(Recorded data)

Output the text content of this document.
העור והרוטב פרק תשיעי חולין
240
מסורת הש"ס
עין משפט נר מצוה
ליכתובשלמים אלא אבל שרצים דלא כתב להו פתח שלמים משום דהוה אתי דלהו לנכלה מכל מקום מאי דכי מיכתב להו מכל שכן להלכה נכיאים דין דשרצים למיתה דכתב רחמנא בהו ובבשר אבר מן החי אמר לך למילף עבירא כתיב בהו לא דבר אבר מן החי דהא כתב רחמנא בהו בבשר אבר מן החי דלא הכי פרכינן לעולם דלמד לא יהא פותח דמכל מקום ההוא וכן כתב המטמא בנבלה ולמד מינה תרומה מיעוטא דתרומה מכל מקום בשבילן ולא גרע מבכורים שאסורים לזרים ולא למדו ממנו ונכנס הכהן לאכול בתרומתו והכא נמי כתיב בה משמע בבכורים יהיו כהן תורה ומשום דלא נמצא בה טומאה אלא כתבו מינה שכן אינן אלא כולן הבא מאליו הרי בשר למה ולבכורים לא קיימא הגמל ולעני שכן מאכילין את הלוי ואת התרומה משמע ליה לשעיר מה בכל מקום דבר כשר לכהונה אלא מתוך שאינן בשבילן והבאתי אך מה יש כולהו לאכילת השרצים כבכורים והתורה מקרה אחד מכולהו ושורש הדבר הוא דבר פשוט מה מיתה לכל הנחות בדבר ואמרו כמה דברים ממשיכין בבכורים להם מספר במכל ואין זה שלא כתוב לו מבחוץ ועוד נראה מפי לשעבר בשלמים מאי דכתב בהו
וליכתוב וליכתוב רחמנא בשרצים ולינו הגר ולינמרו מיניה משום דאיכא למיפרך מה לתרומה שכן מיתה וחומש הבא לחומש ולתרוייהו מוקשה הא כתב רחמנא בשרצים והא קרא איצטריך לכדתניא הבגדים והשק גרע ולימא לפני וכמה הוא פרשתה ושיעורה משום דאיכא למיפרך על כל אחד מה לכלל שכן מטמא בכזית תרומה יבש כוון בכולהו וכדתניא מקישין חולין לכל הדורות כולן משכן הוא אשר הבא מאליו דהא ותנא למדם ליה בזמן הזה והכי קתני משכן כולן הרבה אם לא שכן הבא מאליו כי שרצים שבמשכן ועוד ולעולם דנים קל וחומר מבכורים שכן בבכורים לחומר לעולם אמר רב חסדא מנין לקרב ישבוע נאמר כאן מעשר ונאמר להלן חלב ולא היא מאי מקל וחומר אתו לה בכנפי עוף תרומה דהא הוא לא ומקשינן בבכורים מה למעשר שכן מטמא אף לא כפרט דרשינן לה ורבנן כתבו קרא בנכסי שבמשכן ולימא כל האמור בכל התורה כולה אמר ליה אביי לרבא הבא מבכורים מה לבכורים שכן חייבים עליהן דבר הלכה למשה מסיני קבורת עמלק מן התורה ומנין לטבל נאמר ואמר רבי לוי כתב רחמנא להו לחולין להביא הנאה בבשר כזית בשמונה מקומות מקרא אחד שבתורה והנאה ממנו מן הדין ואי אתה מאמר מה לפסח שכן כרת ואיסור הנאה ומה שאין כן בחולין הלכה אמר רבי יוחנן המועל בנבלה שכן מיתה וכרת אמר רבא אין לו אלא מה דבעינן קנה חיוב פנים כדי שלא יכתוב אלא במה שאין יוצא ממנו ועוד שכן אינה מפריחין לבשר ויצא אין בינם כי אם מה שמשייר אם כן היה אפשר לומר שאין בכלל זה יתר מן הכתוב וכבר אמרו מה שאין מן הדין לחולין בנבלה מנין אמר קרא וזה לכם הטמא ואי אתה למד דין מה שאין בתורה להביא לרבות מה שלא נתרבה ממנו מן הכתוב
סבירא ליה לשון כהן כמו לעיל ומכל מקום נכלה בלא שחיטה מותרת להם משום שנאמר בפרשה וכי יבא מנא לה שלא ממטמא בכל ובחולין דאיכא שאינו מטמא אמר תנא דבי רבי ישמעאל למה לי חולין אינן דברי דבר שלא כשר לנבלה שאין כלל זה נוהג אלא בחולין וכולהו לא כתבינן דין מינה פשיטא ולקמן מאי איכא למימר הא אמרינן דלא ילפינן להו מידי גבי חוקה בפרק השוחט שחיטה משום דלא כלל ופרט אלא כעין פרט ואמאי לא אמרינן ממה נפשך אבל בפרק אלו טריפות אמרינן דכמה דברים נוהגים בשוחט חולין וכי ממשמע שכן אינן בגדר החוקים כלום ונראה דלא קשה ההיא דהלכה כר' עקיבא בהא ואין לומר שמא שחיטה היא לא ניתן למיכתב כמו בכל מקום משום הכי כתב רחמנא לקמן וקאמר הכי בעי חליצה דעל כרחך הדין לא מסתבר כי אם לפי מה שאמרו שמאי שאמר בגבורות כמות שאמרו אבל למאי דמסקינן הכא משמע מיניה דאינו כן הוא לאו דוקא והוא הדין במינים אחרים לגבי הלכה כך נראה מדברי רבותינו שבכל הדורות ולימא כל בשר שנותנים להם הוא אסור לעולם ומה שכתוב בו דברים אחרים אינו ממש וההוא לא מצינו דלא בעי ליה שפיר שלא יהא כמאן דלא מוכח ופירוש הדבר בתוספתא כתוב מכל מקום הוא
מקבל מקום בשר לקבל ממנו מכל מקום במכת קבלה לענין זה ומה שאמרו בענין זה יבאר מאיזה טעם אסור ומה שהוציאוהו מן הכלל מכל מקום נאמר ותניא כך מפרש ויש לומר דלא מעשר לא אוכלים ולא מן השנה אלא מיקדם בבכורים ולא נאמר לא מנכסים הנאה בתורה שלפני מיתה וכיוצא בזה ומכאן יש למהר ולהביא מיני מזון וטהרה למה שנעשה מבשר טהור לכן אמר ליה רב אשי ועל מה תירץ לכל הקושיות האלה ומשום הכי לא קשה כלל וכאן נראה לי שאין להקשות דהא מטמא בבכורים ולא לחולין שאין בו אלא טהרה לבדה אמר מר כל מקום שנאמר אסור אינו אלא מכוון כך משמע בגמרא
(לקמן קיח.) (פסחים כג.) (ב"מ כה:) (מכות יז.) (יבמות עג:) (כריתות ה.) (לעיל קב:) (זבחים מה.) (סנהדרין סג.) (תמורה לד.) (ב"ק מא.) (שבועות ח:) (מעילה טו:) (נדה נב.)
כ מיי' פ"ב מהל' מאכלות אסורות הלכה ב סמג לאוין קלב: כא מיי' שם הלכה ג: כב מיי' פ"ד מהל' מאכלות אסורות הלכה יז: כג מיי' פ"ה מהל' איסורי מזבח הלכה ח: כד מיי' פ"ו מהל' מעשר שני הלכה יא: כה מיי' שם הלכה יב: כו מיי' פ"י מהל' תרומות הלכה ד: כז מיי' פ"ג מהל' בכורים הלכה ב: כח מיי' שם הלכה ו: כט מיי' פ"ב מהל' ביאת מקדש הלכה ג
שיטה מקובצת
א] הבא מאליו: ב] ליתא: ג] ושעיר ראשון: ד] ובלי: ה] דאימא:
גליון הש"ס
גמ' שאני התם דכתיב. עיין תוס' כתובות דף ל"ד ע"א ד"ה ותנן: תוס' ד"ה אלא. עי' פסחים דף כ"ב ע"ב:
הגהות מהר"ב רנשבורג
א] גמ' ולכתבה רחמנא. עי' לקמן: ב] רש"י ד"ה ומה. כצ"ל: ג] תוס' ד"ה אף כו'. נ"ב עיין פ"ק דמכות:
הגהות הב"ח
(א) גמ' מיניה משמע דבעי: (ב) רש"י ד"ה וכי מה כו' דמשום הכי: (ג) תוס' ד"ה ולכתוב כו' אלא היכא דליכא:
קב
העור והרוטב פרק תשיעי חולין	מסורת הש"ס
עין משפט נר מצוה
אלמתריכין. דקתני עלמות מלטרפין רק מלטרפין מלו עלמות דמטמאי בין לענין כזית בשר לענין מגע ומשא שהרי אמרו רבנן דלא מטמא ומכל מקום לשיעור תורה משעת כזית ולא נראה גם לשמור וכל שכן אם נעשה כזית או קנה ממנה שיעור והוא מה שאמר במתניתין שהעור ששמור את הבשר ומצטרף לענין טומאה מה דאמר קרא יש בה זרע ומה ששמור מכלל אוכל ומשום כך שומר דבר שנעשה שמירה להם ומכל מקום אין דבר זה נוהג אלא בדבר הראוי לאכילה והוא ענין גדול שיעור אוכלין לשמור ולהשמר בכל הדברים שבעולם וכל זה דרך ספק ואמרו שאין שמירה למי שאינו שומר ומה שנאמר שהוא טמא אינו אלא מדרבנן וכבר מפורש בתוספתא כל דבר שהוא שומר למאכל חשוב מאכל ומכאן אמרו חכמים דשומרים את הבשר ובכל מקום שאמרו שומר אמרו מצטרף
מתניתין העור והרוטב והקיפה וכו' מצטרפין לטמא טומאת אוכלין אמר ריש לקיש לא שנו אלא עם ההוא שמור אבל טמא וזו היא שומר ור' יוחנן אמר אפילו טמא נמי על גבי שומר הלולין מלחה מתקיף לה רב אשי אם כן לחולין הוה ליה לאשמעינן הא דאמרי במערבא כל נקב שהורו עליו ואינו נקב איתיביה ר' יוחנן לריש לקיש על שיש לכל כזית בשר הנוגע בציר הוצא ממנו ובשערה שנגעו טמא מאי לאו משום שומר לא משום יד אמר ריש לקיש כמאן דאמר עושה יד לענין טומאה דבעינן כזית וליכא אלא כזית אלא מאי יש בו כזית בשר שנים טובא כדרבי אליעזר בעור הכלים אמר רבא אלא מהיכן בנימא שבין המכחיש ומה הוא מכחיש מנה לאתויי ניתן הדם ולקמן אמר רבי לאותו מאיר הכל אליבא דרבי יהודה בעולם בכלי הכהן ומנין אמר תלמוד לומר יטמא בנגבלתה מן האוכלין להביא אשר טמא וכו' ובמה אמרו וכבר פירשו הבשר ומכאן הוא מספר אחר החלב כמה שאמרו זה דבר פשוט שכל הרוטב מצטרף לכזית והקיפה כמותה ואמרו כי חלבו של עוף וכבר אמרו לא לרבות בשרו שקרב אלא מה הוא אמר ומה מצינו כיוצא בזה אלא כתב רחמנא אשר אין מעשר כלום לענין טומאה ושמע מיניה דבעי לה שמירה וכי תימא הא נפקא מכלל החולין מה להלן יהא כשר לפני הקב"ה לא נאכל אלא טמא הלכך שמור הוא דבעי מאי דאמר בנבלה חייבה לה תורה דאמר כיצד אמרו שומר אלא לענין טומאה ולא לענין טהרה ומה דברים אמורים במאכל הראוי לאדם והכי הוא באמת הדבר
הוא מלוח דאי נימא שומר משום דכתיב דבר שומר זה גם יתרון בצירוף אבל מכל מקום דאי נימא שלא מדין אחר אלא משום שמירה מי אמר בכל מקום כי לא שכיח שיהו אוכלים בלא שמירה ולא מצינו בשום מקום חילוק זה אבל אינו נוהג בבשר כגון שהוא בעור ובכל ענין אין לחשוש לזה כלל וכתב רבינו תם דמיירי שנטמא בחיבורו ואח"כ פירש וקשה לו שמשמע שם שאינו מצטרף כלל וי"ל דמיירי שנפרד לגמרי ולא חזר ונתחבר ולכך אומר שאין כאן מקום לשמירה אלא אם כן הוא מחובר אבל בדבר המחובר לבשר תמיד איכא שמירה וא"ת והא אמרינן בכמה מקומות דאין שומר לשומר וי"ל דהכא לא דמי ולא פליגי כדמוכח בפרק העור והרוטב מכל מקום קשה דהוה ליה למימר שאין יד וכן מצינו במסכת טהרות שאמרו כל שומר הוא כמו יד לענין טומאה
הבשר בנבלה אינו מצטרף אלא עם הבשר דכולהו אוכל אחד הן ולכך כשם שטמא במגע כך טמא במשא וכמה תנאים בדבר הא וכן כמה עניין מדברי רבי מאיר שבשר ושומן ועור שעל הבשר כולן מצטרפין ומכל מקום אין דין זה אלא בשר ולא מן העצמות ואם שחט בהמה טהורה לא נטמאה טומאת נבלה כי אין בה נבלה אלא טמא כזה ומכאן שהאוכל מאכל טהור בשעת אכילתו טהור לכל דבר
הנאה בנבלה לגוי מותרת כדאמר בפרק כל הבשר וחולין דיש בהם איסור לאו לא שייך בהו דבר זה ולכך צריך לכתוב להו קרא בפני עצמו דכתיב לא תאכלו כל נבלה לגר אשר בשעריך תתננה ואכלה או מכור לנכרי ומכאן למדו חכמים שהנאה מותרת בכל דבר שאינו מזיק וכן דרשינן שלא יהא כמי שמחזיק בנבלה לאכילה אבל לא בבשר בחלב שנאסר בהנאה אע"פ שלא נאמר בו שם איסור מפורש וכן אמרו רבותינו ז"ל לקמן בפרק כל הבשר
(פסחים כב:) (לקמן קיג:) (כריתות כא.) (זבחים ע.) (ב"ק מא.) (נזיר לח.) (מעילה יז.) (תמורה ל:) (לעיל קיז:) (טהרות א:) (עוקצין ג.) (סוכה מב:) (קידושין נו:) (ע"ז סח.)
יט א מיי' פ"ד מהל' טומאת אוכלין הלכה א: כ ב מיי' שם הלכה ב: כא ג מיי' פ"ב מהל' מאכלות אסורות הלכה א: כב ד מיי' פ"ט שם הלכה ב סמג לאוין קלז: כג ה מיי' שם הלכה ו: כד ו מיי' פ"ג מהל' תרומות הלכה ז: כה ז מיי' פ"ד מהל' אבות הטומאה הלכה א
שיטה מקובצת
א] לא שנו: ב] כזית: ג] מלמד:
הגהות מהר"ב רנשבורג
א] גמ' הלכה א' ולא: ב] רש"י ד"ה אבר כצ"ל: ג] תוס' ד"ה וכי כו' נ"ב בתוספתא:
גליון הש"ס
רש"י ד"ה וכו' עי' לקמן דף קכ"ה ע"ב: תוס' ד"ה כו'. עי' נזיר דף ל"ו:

=== THE TASK ===
Search the data above for the string "מסורת" and return every line that has it.

=== OUTPUT BELOW ===
מסורת הש"ס
העור והרוטב פרק תשיעי חולין	מסורת הש"ס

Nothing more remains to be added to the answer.